**Task statement**
Pull each line containing "this" out of the data and copy it.

**Task inputs**
----------

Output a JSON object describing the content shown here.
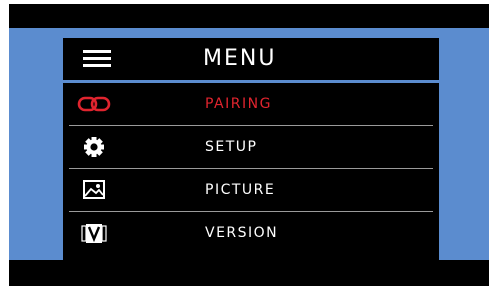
{
  "menu": {
    "title": "MENU",
    "items": [
      {
        "label": "PAIRING",
        "icon": "link-icon",
        "active": true
      },
      {
        "label": "SETUP",
        "icon": "gear-icon",
        "active": false
      },
      {
        "label": "PICTURE",
        "icon": "picture-icon",
        "active": false
      },
      {
        "label": "VERSION",
        "icon": "version-icon",
        "active": false
      }
    ]
  },
  "colors": {
    "background": "#5b8ccf",
    "panel": "#000000",
    "accent": "#e0242e",
    "text": "#ffffff",
    "divider": "#9a9a9a"
  }
}
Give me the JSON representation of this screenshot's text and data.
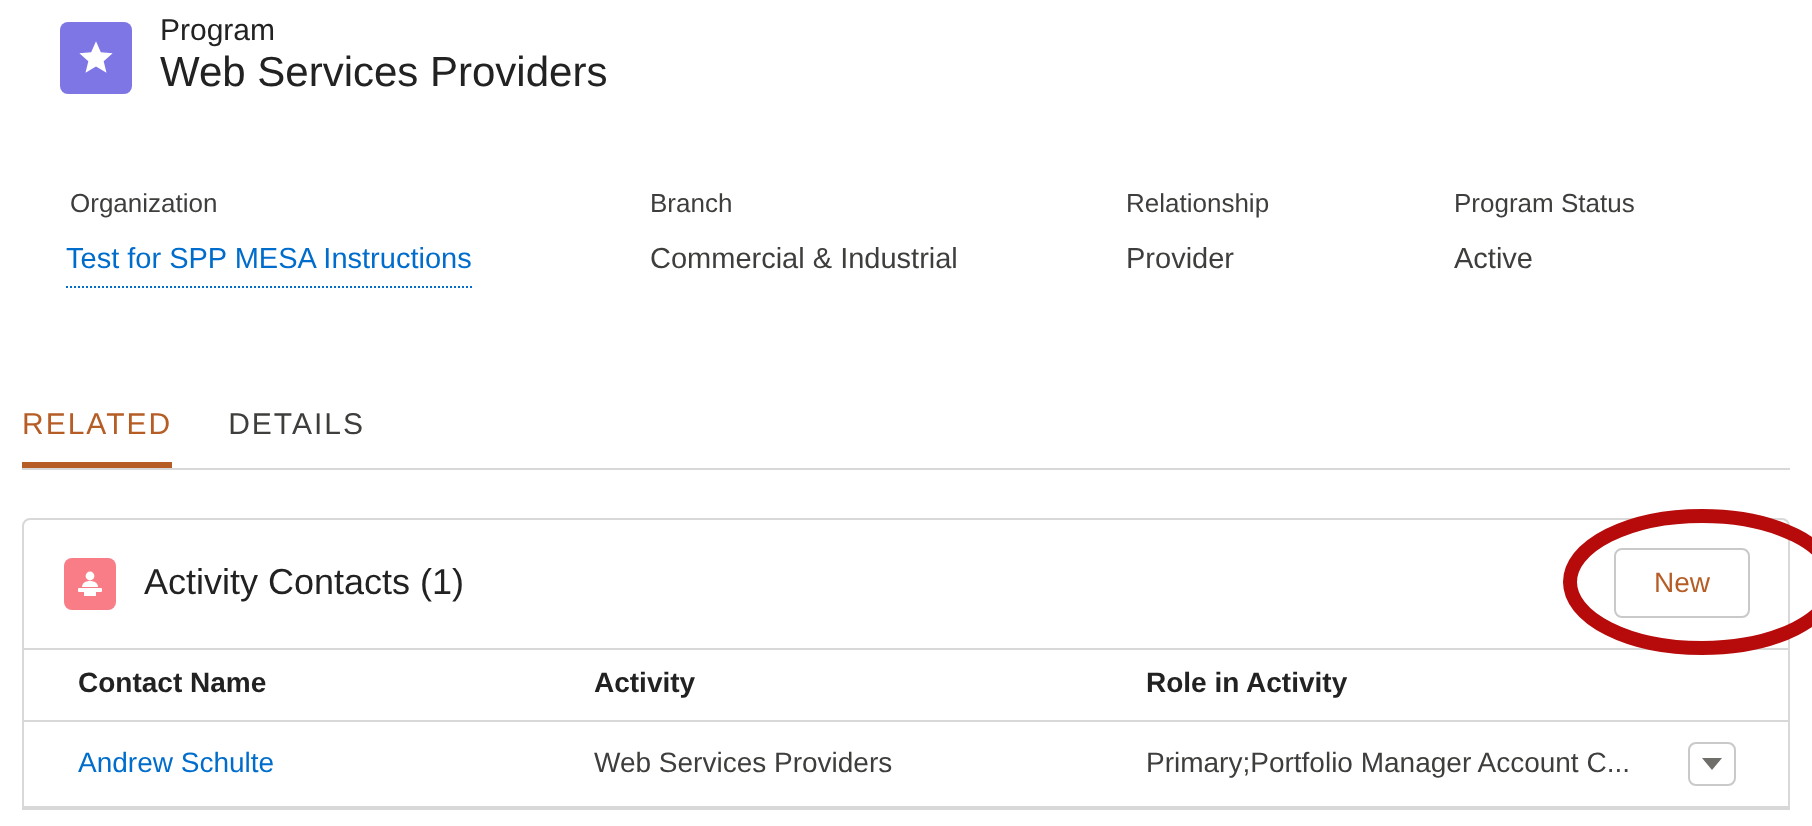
{
  "header": {
    "type_label": "Program",
    "title": "Web Services Providers"
  },
  "fields": [
    {
      "label": "Organization",
      "value": "Test for SPP MESA Instructions",
      "kind": "link"
    },
    {
      "label": "Branch",
      "value": "Commercial & Industrial",
      "kind": "text"
    },
    {
      "label": "Relationship",
      "value": "Provider",
      "kind": "text"
    },
    {
      "label": "Program Status",
      "value": "Active",
      "kind": "text"
    }
  ],
  "tabs": [
    {
      "label": "RELATED",
      "selected": true
    },
    {
      "label": "DETAILS",
      "selected": false
    }
  ],
  "card": {
    "title": "Activity Contacts (1)",
    "new_button": "New",
    "highlighted": true,
    "columns": [
      "Contact Name",
      "Activity",
      "Role in Activity"
    ],
    "rows": [
      {
        "contact": "Andrew Schulte",
        "activity": "Web Services Providers",
        "role": "Primary;Portfolio Manager Account C..."
      }
    ]
  }
}
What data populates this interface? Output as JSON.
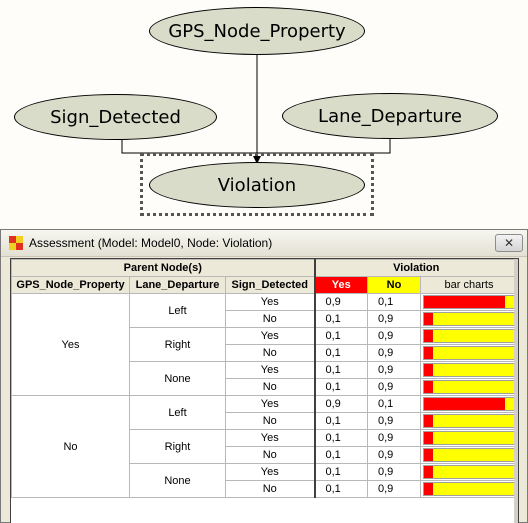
{
  "graph": {
    "nodes": {
      "gps": "GPS_Node_Property",
      "sign": "Sign_Detected",
      "lane": "Lane_Departure",
      "violation": "Violation"
    }
  },
  "window": {
    "title": "Assessment (Model: Model0,  Node: Violation)",
    "close_label": "✕"
  },
  "table": {
    "parent_header": "Parent Node(s)",
    "child_header": "Violation",
    "columns": [
      "GPS_Node_Property",
      "Lane_Departure",
      "Sign_Detected"
    ],
    "states": [
      "Yes",
      "No"
    ],
    "bar_header": "bar charts",
    "colors": {
      "yes": "#ff0000",
      "no": "#ffff00"
    },
    "rows": [
      {
        "gps": "Yes",
        "lane": "Left",
        "sign": "Yes",
        "yes": "0,9",
        "no": "0,1"
      },
      {
        "gps": "Yes",
        "lane": "Left",
        "sign": "No",
        "yes": "0,1",
        "no": "0,9"
      },
      {
        "gps": "Yes",
        "lane": "Right",
        "sign": "Yes",
        "yes": "0,1",
        "no": "0,9"
      },
      {
        "gps": "Yes",
        "lane": "Right",
        "sign": "No",
        "yes": "0,1",
        "no": "0,9"
      },
      {
        "gps": "Yes",
        "lane": "None",
        "sign": "Yes",
        "yes": "0,1",
        "no": "0,9"
      },
      {
        "gps": "Yes",
        "lane": "None",
        "sign": "No",
        "yes": "0,1",
        "no": "0,9"
      },
      {
        "gps": "No",
        "lane": "Left",
        "sign": "Yes",
        "yes": "0,9",
        "no": "0,1"
      },
      {
        "gps": "No",
        "lane": "Left",
        "sign": "No",
        "yes": "0,1",
        "no": "0,9"
      },
      {
        "gps": "No",
        "lane": "Right",
        "sign": "Yes",
        "yes": "0,1",
        "no": "0,9"
      },
      {
        "gps": "No",
        "lane": "Right",
        "sign": "No",
        "yes": "0,1",
        "no": "0,9"
      },
      {
        "gps": "No",
        "lane": "None",
        "sign": "Yes",
        "yes": "0,1",
        "no": "0,9"
      },
      {
        "gps": "No",
        "lane": "None",
        "sign": "No",
        "yes": "0,1",
        "no": "0,9"
      }
    ]
  }
}
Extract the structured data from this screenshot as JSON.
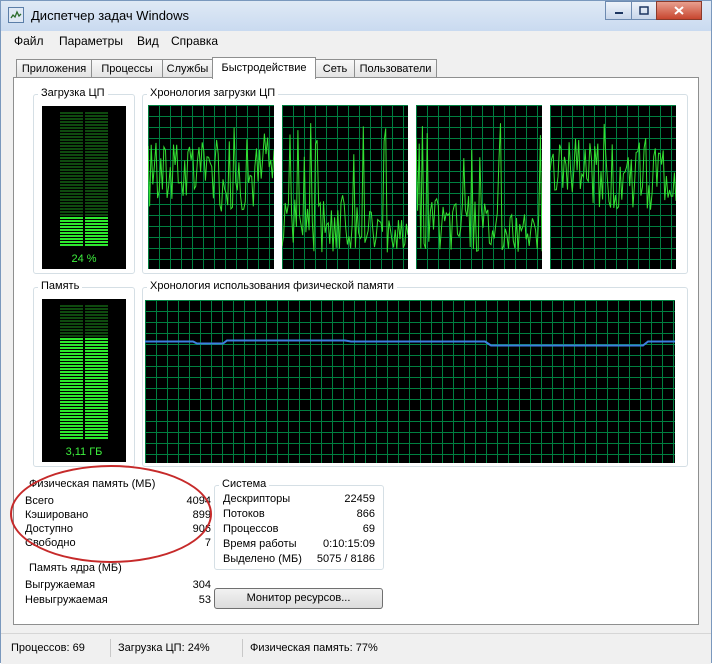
{
  "window": {
    "title": "Диспетчер задач Windows"
  },
  "menu": [
    "Файл",
    "Параметры",
    "Вид",
    "Справка"
  ],
  "tabs": [
    "Приложения",
    "Процессы",
    "Службы",
    "Быстродействие",
    "Сеть",
    "Пользователи"
  ],
  "active_tab": "Быстродействие",
  "cpu": {
    "usage_title": "Загрузка ЦП",
    "usage_value": "24 %",
    "usage_fraction": 0.24,
    "history_title": "Хронология загрузки ЦП"
  },
  "memory": {
    "usage_title": "Память",
    "usage_value": "3,11 ГБ",
    "usage_fraction": 0.77,
    "history_title": "Хронология использования физической памяти"
  },
  "physical_memory": {
    "title": "Физическая память (МБ)",
    "rows": [
      {
        "label": "Всего",
        "value": "4094"
      },
      {
        "label": "Кэшировано",
        "value": "899"
      },
      {
        "label": "Доступно",
        "value": "906"
      },
      {
        "label": "Свободно",
        "value": "7"
      }
    ]
  },
  "kernel_memory": {
    "title": "Память ядра (МБ)",
    "rows": [
      {
        "label": "Выгружаемая",
        "value": "304"
      },
      {
        "label": "Невыгружаемая",
        "value": "53"
      }
    ]
  },
  "system": {
    "title": "Система",
    "rows": [
      {
        "label": "Дескрипторы",
        "value": "22459"
      },
      {
        "label": "Потоков",
        "value": "866"
      },
      {
        "label": "Процессов",
        "value": "69"
      },
      {
        "label": "Время работы",
        "value": "0:10:15:09"
      },
      {
        "label": "Выделено (МБ)",
        "value": "5075 / 8186"
      }
    ]
  },
  "resource_monitor_button": "Монитор ресурсов...",
  "status": {
    "processes": "Процессов: 69",
    "cpu": "Загрузка ЦП: 24%",
    "memory": "Физическая память: 77%"
  },
  "colors": {
    "graph_bg": "#000000",
    "grid": "#008040",
    "cpu_line": "#33e033",
    "memory_line": "#3c7ee0",
    "annotation": "#c62a2a"
  }
}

----------

**The completed task**
Give me the JSON representation of this screenshot's text and data.
What data populates this interface? Output as JSON.
Extract the structured data from this screenshot as JSON.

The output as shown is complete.